Please return every line of the listing below unchanged.

### Element position data
......

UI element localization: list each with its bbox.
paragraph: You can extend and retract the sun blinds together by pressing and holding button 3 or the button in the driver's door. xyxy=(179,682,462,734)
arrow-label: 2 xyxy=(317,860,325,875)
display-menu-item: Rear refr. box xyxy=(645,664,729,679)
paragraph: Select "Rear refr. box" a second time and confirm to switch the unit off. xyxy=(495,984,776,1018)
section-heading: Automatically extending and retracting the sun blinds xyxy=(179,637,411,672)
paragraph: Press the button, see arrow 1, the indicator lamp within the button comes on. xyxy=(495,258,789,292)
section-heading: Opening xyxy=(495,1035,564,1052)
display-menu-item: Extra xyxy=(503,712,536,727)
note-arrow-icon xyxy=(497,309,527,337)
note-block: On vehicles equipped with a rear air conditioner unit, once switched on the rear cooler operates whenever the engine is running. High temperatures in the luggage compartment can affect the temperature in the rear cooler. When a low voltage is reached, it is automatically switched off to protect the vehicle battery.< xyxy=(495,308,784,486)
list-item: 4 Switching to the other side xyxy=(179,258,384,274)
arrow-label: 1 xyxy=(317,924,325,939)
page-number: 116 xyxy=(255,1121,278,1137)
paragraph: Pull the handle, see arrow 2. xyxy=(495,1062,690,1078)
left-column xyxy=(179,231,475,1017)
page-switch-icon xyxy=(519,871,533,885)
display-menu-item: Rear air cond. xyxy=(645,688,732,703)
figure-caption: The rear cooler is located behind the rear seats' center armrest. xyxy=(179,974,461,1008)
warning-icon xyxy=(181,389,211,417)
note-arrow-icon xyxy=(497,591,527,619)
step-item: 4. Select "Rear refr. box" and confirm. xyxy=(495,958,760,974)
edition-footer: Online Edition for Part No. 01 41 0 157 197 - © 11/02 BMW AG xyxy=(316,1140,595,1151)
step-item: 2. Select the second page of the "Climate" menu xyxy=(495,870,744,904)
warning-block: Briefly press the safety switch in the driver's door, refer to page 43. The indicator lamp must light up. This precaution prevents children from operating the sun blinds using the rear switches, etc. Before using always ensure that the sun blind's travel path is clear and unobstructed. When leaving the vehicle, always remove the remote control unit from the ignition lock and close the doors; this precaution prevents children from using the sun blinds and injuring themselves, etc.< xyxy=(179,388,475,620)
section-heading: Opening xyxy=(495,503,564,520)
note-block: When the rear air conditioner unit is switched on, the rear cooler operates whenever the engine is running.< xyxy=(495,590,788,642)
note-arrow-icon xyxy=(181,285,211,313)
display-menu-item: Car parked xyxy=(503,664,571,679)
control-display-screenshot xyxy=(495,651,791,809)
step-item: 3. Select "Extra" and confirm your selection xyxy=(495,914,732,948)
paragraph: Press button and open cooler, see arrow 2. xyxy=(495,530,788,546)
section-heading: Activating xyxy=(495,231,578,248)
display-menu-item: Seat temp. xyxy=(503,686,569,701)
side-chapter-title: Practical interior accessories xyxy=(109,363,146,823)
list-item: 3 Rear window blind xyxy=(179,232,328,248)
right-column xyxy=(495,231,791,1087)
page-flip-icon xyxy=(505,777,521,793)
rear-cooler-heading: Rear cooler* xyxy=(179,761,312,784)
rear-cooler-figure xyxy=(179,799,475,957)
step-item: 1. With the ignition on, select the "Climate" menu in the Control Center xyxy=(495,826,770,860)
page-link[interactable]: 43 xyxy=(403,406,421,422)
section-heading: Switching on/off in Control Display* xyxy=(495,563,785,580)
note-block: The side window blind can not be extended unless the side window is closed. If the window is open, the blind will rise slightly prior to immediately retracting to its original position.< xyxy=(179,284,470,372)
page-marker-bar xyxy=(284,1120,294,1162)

......

### Result for this exercise
UI element localization: list each with its bbox.
paragraph: You can extend and retract the sun blinds together by pressing and holding button 3 or the button in the driver's door. xyxy=(179,682,462,734)
arrow-label: 2 xyxy=(317,860,325,875)
display-menu-item: Rear refr. box xyxy=(645,664,729,679)
paragraph: Select "Rear refr. box" a second time and confirm to switch the unit off. xyxy=(495,984,776,1018)
section-heading: Automatically extending and retracting the sun blinds xyxy=(179,637,411,672)
paragraph: Press the button, see arrow 1, the indicator lamp within the button comes on. xyxy=(495,258,789,292)
section-heading: Opening xyxy=(495,1035,564,1052)
display-menu-item: Extra xyxy=(503,712,536,727)
note-arrow-icon xyxy=(497,309,527,337)
note-block: On vehicles equipped with a rear air conditioner unit, once switched on the rear cooler operates whenever the engine is running. High temperatures in the luggage compartment can affect the temperature in the rear cooler. When a low voltage is reached, it is automatically switched off to protect the vehicle battery.< xyxy=(495,308,784,486)
list-item: 4 Switching to the other side xyxy=(179,258,384,274)
arrow-label: 1 xyxy=(317,924,325,939)
page-number: 116 xyxy=(255,1121,278,1137)
paragraph: Pull the handle, see arrow 2. xyxy=(495,1062,690,1078)
left-column xyxy=(179,231,475,1017)
page-switch-icon xyxy=(519,871,533,885)
display-menu-item: Rear air cond. xyxy=(645,688,732,703)
figure-caption: The rear cooler is located behind the rear seats' center armrest. xyxy=(179,974,461,1008)
warning-icon xyxy=(181,389,211,417)
note-arrow-icon xyxy=(497,591,527,619)
step-item: 4. Select "Rear refr. box" and confirm. xyxy=(495,958,760,974)
edition-footer: Online Edition for Part No. 01 41 0 157 197 - © 11/02 BMW AG xyxy=(316,1140,595,1151)
step-item: 2. Select the second page of the "Climate" menu xyxy=(495,870,744,904)
warning-block: Briefly press the safety switch in the driver's door, refer to page 43. The indicator lamp must light up. This precaution prevents children from operating the sun blinds using the rear switches, etc. Before using always ensure that the sun blind's travel path is clear and unobstructed. When leaving the vehicle, always remove the remote control unit from the ignition lock and close the doors; this precaution prevents children from using the sun blinds and injuring themselves, etc.< xyxy=(179,388,475,620)
section-heading: Opening xyxy=(495,503,564,520)
note-block: When the rear air conditioner unit is switched on, the rear cooler operates whenever the engine is running.< xyxy=(495,590,788,642)
note-arrow-icon xyxy=(181,285,211,313)
display-menu-item: Car parked xyxy=(503,664,571,679)
control-display-screenshot xyxy=(495,651,791,809)
step-item: 3. Select "Extra" and confirm your selection xyxy=(495,914,732,948)
paragraph: Press button and open cooler, see arrow 2. xyxy=(495,530,788,546)
section-heading: Activating xyxy=(495,231,578,248)
display-menu-item: Seat temp. xyxy=(503,686,569,701)
side-chapter-title: Practical interior accessories xyxy=(109,363,146,823)
list-item: 3 Rear window blind xyxy=(179,232,328,248)
right-column xyxy=(495,231,791,1087)
page-flip-icon xyxy=(505,777,521,793)
rear-cooler-heading: Rear cooler* xyxy=(179,761,312,784)
rear-cooler-figure xyxy=(179,799,475,957)
step-item: 1. With the ignition on, select the "Climate" menu in the Control Center xyxy=(495,826,770,860)
page-link[interactable]: 43 xyxy=(403,406,421,422)
section-heading: Switching on/off in Control Display* xyxy=(495,563,785,580)
note-block: The side window blind can not be extended unless the side window is closed. If the window is open, the blind will rise slightly prior to immediately retracting to its original position.< xyxy=(179,284,470,372)
page-marker-bar xyxy=(284,1120,294,1162)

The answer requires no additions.